### TEXT BLOCK
-- Start --

Determine Your Margin of Safety

Determine Your Margin of Safety

Published On: December 15, 2021

Written by: Ben Atwater and Matt Malick

Investors generally use the phrase “margin of safety” to describe Benjamin Graham’s philosophy of purchasing a stock with a market price lower than its intrinsic value. In other words, a margin of safety is the intrinsic value of an investment minus its current price.

When investors attempt to determine an intrinsic value, they look at objective measures like cash on hand, the value of other company assets, etc. They also look at models like discounted future cash flow, dividend discount, etc.

When working with models, analysts assign specific mathematical values to their equations. Although the equations themselves are objective, the inputs are nonetheless subjective. After all, who really knows the long-term rate of growth of a company or whether it can sustain consistent increases to its dividend over the coming decade?

Additionally, analysts need to consider other subjective measures like the value of the company’s brand, the quality and depth of its management team and the prospects for its products and services.

Regardless of how one calculates an intrinsic value, it is hard to imagine given the strength of the current bull market that too many stocks today sell for less than their intrinsic value. In this context, then, margin of safety is a relative term.

In today’s world of lofty stock valuations, we must settle for companies that have a measurable value that would limit their downside in a correction. And, at a very basic level, have the wherewithal to survive as going concerns amidst even the most challenging of times.

-- End --

### MATERIAL SUPPLIED
-- Start --

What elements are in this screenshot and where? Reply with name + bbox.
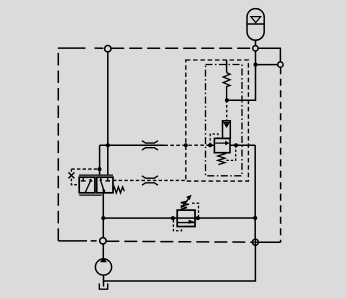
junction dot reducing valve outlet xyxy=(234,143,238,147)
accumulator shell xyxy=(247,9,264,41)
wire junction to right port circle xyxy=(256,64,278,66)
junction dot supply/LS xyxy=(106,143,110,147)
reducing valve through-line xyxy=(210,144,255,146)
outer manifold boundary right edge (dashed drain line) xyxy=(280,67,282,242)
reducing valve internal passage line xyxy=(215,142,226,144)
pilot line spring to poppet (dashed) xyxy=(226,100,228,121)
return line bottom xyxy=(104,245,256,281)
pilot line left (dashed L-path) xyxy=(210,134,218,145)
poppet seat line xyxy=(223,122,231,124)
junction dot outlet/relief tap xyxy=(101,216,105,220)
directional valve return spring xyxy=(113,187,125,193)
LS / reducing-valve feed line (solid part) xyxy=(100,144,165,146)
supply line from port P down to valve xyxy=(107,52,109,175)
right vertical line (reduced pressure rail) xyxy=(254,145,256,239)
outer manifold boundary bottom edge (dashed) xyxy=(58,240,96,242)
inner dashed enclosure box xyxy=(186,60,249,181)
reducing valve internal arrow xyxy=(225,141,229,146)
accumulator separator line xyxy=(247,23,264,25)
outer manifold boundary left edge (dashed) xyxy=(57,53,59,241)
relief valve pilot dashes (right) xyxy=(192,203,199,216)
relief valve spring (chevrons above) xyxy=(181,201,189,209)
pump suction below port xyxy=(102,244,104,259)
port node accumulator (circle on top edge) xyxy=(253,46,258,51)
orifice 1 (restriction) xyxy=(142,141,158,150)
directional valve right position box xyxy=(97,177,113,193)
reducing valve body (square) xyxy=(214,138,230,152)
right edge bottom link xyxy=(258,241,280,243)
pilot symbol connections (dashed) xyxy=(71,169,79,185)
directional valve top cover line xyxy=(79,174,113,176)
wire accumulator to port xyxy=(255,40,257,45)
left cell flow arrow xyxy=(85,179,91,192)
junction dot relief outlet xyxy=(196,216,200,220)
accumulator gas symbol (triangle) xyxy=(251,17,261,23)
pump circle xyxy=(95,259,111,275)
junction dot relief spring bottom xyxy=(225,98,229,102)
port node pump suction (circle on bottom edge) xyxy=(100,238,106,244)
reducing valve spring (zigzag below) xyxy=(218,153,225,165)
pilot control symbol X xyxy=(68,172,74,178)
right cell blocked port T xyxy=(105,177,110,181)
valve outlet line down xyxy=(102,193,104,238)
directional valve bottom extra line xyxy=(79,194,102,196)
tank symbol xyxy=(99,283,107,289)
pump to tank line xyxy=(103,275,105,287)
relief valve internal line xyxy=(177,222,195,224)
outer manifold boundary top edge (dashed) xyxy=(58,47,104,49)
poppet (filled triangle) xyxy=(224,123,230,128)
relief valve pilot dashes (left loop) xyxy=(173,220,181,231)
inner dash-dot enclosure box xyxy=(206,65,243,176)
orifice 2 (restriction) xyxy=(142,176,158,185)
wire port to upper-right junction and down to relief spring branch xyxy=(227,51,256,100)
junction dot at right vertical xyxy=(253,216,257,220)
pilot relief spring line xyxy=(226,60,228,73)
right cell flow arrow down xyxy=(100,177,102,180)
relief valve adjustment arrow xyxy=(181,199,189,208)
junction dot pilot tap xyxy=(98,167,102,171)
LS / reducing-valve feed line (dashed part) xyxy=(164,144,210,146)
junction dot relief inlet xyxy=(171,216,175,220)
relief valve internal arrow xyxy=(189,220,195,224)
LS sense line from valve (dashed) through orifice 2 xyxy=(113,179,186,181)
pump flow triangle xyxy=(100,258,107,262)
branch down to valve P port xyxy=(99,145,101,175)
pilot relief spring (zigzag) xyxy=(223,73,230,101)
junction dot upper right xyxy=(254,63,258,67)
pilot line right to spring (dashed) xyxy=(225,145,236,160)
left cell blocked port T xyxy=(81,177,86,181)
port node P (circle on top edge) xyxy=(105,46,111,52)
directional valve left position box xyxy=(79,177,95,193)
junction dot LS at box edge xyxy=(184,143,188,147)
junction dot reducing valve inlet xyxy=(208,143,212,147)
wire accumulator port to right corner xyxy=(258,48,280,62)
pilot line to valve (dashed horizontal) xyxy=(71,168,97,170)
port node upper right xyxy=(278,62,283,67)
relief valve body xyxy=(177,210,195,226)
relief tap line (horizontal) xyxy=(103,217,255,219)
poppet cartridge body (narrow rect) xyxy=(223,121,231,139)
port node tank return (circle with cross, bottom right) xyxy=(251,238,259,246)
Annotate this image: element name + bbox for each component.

-- End --
-- Start --

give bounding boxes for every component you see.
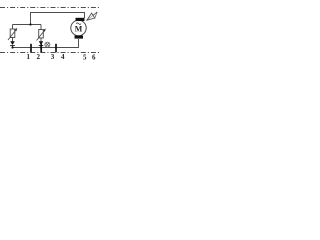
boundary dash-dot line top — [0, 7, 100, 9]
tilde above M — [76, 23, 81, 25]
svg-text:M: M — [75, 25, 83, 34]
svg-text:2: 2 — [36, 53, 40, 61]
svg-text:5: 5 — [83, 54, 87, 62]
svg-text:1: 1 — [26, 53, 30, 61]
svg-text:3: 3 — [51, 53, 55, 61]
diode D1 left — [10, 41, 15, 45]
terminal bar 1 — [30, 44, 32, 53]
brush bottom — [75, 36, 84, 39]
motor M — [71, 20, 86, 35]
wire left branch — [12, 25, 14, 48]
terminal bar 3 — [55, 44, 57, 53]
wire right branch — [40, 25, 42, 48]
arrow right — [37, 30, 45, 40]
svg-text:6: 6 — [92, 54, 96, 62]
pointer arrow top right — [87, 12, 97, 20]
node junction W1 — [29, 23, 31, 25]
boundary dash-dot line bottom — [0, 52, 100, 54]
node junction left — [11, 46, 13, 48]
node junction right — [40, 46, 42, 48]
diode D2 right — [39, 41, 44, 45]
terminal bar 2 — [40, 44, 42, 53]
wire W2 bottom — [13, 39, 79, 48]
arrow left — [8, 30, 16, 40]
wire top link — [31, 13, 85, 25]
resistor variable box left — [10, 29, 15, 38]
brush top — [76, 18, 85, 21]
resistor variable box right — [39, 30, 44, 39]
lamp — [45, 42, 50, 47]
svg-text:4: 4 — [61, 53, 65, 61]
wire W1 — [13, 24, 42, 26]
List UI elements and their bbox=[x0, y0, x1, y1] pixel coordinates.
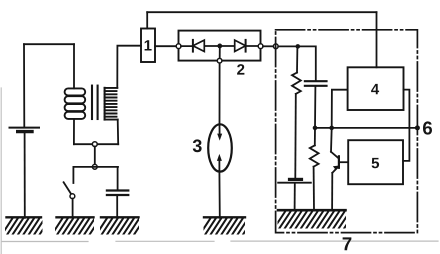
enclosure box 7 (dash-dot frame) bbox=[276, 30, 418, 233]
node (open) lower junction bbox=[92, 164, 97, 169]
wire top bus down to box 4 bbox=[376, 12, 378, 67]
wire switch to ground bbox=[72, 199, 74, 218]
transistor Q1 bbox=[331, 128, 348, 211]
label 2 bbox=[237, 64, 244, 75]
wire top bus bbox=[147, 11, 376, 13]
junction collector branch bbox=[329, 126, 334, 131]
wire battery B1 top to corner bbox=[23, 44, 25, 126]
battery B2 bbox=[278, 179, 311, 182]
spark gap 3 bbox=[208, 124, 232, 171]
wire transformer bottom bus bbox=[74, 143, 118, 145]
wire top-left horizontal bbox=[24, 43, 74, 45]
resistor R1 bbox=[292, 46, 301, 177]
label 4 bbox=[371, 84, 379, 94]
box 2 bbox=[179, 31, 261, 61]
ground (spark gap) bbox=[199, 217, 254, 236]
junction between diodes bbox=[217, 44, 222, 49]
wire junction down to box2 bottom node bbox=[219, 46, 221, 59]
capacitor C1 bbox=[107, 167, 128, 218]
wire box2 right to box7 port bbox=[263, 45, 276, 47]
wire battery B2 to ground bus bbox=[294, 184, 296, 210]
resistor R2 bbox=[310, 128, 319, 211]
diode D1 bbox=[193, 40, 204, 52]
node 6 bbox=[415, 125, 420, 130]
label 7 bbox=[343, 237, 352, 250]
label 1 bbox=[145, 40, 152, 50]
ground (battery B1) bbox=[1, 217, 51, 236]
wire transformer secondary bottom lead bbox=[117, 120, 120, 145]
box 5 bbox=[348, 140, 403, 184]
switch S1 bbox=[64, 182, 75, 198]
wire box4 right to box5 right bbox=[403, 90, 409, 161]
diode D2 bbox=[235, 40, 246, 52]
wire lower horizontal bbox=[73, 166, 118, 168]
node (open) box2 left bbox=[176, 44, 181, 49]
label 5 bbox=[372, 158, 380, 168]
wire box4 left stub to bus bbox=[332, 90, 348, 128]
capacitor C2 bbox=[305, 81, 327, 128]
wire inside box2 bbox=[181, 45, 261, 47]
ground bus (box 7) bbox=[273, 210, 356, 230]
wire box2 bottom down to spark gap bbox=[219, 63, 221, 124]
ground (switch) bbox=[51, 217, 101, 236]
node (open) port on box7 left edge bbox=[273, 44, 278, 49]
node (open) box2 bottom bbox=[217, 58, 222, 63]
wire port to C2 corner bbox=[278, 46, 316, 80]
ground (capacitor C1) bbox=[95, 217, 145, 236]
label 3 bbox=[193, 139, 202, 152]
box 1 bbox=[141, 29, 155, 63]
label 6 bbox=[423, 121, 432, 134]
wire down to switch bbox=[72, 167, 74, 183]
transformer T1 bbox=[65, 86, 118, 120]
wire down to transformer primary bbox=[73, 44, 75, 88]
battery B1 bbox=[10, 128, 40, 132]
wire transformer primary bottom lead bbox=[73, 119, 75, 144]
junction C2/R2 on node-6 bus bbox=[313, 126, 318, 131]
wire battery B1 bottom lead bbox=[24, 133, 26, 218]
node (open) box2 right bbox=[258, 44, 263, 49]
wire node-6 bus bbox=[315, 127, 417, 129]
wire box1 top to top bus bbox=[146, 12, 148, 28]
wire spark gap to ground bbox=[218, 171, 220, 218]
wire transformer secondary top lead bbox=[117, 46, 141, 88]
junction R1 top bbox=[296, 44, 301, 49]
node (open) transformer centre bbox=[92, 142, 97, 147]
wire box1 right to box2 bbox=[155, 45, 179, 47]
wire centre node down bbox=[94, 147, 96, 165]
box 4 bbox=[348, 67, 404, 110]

-- End --

### GIVEN PROBLEM 1
In the margin of safety text, how is a margin of safety defined?
### GIVEN PROBLEM 2
Carry the margin of safety text forward from its last sentence.

### WRITTEN REPLY 1
It is the intrinsic value of an investment minus its current price.

### WRITTEN REPLY 2
Such companies must have a long track record of profitability; an ability to pay a dividend and a history of increasing that dividend over time; show a commitment to and a history of repurchasing shares; generate free cash flow over time; and sell for a multiple (like price-to-earnings) below the market averages.

In the spirit of Ben Graham, we would describe owning these kinds of stocks as the traditional foundation of margin of safety investing. We are going to attempt to further define margin of safety beyond the individual stock context. We will do so in a portfolio context.

Laddering high quality bonds (owning a series of bonds that mature annually and in subsequent years) as part of a portfolio is perhaps the best way to build a margin of safety. When you have an allocation to safe assets it will reduce your portfolio’s volatility, but it will also decrease your portfolio’s returns over the long-term. During a bull market, using bonds to create a margin of safety can make you feel like you are missing an opportunity, but when a bear market arrives you will wish you had more bonds.

Risk is commensurate with return. If you want to maximize return, you will invest exclusively in equities and other risky assets and leverage the portfolio (use borrowed money to buy even more stocks). But this is a nonstarter for most people, and a losing proposition for most others.

People often want to maximize returns, but they do not want the market to literally wipe them out, as can happen with leverage (or in building speculative portfolios with stocks that may have performed well in a cycle but have no fundamentals). Stretching for return during a bull market can lead people to forget the risk they are taking and set themselves up for ruin.

Behaviorally, most investors need a margin of safety in their portfolio to reduce volatility and be able to stay the course in a bear market. Staying the course is the only way for investors to capture the historical returns of markets.

Understanding what kind of margin of safety is necessary to keep you in the market – no matter what happens – is something we focus on for every client. It is typically the most crucial decision we make as investment advisors. Goal-based investing needs to inform your margin of safety.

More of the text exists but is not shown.